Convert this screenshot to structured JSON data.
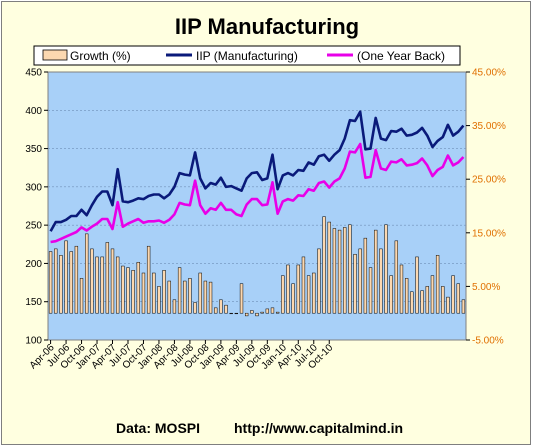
{
  "chart_data": {
    "type": "bar+line",
    "title": "IIP Manufacturing",
    "source_label": "Data: MOSPI",
    "source_url": "http://www.capitalmind.in",
    "colors": {
      "plot_background": "#a8d0f8",
      "bars": "#fcd8b0",
      "iip": "#0a1a7a",
      "one_year_back": "#e800e8",
      "right_axis_text": "#e07000",
      "chart_background": "#ffffe0"
    },
    "legend": {
      "items": [
        {
          "label": "Growth (%)",
          "type": "bar"
        },
        {
          "label": "IIP (Manufacturing)",
          "type": "line"
        },
        {
          "label": "(One Year Back)",
          "type": "line"
        }
      ]
    },
    "y_left": {
      "min": 100,
      "max": 450,
      "ticks": [
        "100",
        "150",
        "200",
        "250",
        "300",
        "350",
        "400",
        "450"
      ]
    },
    "y_right": {
      "min": -5,
      "max": 45,
      "ticks": [
        "-5.00%",
        "5.00%",
        "15.00%",
        "25.00%",
        "35.00%",
        "45.00%"
      ]
    },
    "x_tick_labels": [
      "Apr-06",
      "Jul-06",
      "Oct-06",
      "Jan-07",
      "Apr-07",
      "Jul-07",
      "Oct-07",
      "Jan-08",
      "Apr-08",
      "Jul-08",
      "Oct-08",
      "Jan-09",
      "Apr-09",
      "Jul-09",
      "Oct-09",
      "Jan-10",
      "Apr-10",
      "Jul-10",
      "Oct-10"
    ],
    "x_tick_every": 3,
    "series": [
      {
        "name": "IIP (Manufacturing)",
        "values": [
          242,
          254,
          254,
          257,
          262,
          262,
          270,
          263,
          276,
          287,
          294,
          294,
          276,
          323,
          281,
          280,
          282,
          285,
          284,
          288,
          290,
          290,
          285,
          290,
          300,
          318,
          316,
          315,
          345,
          311,
          298,
          305,
          303,
          312,
          300,
          301,
          298,
          295,
          311,
          318,
          319,
          309,
          311,
          342,
          297,
          315,
          318,
          315,
          322,
          321,
          332,
          329,
          340,
          342,
          334,
          342,
          348,
          363,
          387,
          386,
          398,
          349,
          350,
          390,
          363,
          361,
          373,
          372,
          376,
          367,
          368,
          371,
          377,
          367,
          352,
          360,
          365,
          381,
          367,
          372,
          380
        ]
      },
      {
        "name": "(One Year Back)",
        "values": [
          228,
          229,
          232,
          235,
          238,
          241,
          247,
          243,
          248,
          252,
          258,
          258,
          245,
          280,
          248,
          252,
          255,
          258,
          253,
          255,
          255,
          256,
          253,
          257,
          264,
          279,
          277,
          276,
          308,
          276,
          265,
          272,
          270,
          279,
          270,
          270,
          264,
          262,
          277,
          284,
          284,
          276,
          277,
          306,
          265,
          281,
          284,
          282,
          289,
          288,
          297,
          295,
          305,
          307,
          299,
          307,
          311,
          324,
          346,
          345,
          356,
          312,
          313,
          348,
          324,
          322,
          333,
          332,
          336,
          328,
          329,
          331,
          337,
          328,
          314,
          322,
          326,
          341,
          328,
          332,
          339
        ]
      },
      {
        "name": "Growth (%)",
        "values": [
          11.5,
          12.0,
          10.8,
          13.5,
          11.5,
          12.5,
          6.5,
          14.8,
          12.0,
          10.5,
          10.5,
          13.2,
          12.0,
          10.5,
          8.8,
          8.5,
          8.0,
          9.5,
          7.5,
          12.5,
          7.5,
          5.0,
          8.0,
          6.0,
          2.5,
          8.5,
          6.0,
          6.5,
          2.0,
          7.5,
          6.0,
          5.8,
          1.0,
          2.5,
          1.5,
          0.0,
          0.0,
          5.5,
          -0.5,
          0.5,
          -0.5,
          0.2,
          0.8,
          1.0,
          0.2,
          7.0,
          9.0,
          5.5,
          9.0,
          10.5,
          7.0,
          7.5,
          12.0,
          18.0,
          17.0,
          15.8,
          15.5,
          16.0,
          16.5,
          11.0,
          12.0,
          14.0,
          8.5,
          15.5,
          12.0,
          16.5,
          7.0,
          13.5,
          9.0,
          6.5,
          4.0,
          10.5,
          4.2,
          5.0,
          7.0,
          10.8,
          5.0,
          3.0,
          7.0,
          5.5,
          2.5
        ]
      }
    ]
  }
}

◆ **To do**: Each entry should be repeated exactly as it appears; the pictures stay out.

◆ **Task output**:
Convert this screenshot to structured JSON data.
{
  "chart_data": {
    "type": "bar+line",
    "title": "IIP Manufacturing",
    "source_label": "Data: MOSPI",
    "source_url": "http://www.capitalmind.in",
    "colors": {
      "plot_background": "#a8d0f8",
      "bars": "#fcd8b0",
      "iip": "#0a1a7a",
      "one_year_back": "#e800e8",
      "right_axis_text": "#e07000",
      "chart_background": "#ffffe0"
    },
    "legend": {
      "items": [
        {
          "label": "Growth (%)",
          "type": "bar"
        },
        {
          "label": "IIP (Manufacturing)",
          "type": "line"
        },
        {
          "label": "(One Year Back)",
          "type": "line"
        }
      ]
    },
    "y_left": {
      "min": 100,
      "max": 450,
      "ticks": [
        "100",
        "150",
        "200",
        "250",
        "300",
        "350",
        "400",
        "450"
      ]
    },
    "y_right": {
      "min": -5,
      "max": 45,
      "ticks": [
        "-5.00%",
        "5.00%",
        "15.00%",
        "25.00%",
        "35.00%",
        "45.00%"
      ]
    },
    "x_tick_labels": [
      "Apr-06",
      "Jul-06",
      "Oct-06",
      "Jan-07",
      "Apr-07",
      "Jul-07",
      "Oct-07",
      "Jan-08",
      "Apr-08",
      "Jul-08",
      "Oct-08",
      "Jan-09",
      "Apr-09",
      "Jul-09",
      "Oct-09",
      "Jan-10",
      "Apr-10",
      "Jul-10",
      "Oct-10"
    ],
    "x_tick_every": 3,
    "series": [
      {
        "name": "IIP (Manufacturing)",
        "values": [
          242,
          254,
          254,
          257,
          262,
          262,
          270,
          263,
          276,
          287,
          294,
          294,
          276,
          323,
          281,
          280,
          282,
          285,
          284,
          288,
          290,
          290,
          285,
          290,
          300,
          318,
          316,
          315,
          345,
          311,
          298,
          305,
          303,
          312,
          300,
          301,
          298,
          295,
          311,
          318,
          319,
          309,
          311,
          342,
          297,
          315,
          318,
          315,
          322,
          321,
          332,
          329,
          340,
          342,
          334,
          342,
          348,
          363,
          387,
          386,
          398,
          349,
          350,
          390,
          363,
          361,
          373,
          372,
          376,
          367,
          368,
          371,
          377,
          367,
          352,
          360,
          365,
          381,
          367,
          372,
          380
        ]
      },
      {
        "name": "(One Year Back)",
        "values": [
          228,
          229,
          232,
          235,
          238,
          241,
          247,
          243,
          248,
          252,
          258,
          258,
          245,
          280,
          248,
          252,
          255,
          258,
          253,
          255,
          255,
          256,
          253,
          257,
          264,
          279,
          277,
          276,
          308,
          276,
          265,
          272,
          270,
          279,
          270,
          270,
          264,
          262,
          277,
          284,
          284,
          276,
          277,
          306,
          265,
          281,
          284,
          282,
          289,
          288,
          297,
          295,
          305,
          307,
          299,
          307,
          311,
          324,
          346,
          345,
          356,
          312,
          313,
          348,
          324,
          322,
          333,
          332,
          336,
          328,
          329,
          331,
          337,
          328,
          314,
          322,
          326,
          341,
          328,
          332,
          339
        ]
      },
      {
        "name": "Growth (%)",
        "values": [
          11.5,
          12.0,
          10.8,
          13.5,
          11.5,
          12.5,
          6.5,
          14.8,
          12.0,
          10.5,
          10.5,
          13.2,
          12.0,
          10.5,
          8.8,
          8.5,
          8.0,
          9.5,
          7.5,
          12.5,
          7.5,
          5.0,
          8.0,
          6.0,
          2.5,
          8.5,
          6.0,
          6.5,
          2.0,
          7.5,
          6.0,
          5.8,
          1.0,
          2.5,
          1.5,
          0.0,
          0.0,
          5.5,
          -0.5,
          0.5,
          -0.5,
          0.2,
          0.8,
          1.0,
          0.2,
          7.0,
          9.0,
          5.5,
          9.0,
          10.5,
          7.0,
          7.5,
          12.0,
          18.0,
          17.0,
          15.8,
          15.5,
          16.0,
          16.5,
          11.0,
          12.0,
          14.0,
          8.5,
          15.5,
          12.0,
          16.5,
          7.0,
          13.5,
          9.0,
          6.5,
          4.0,
          10.5,
          4.2,
          5.0,
          7.0,
          10.8,
          5.0,
          3.0,
          7.0,
          5.5,
          2.5
        ]
      }
    ]
  }
}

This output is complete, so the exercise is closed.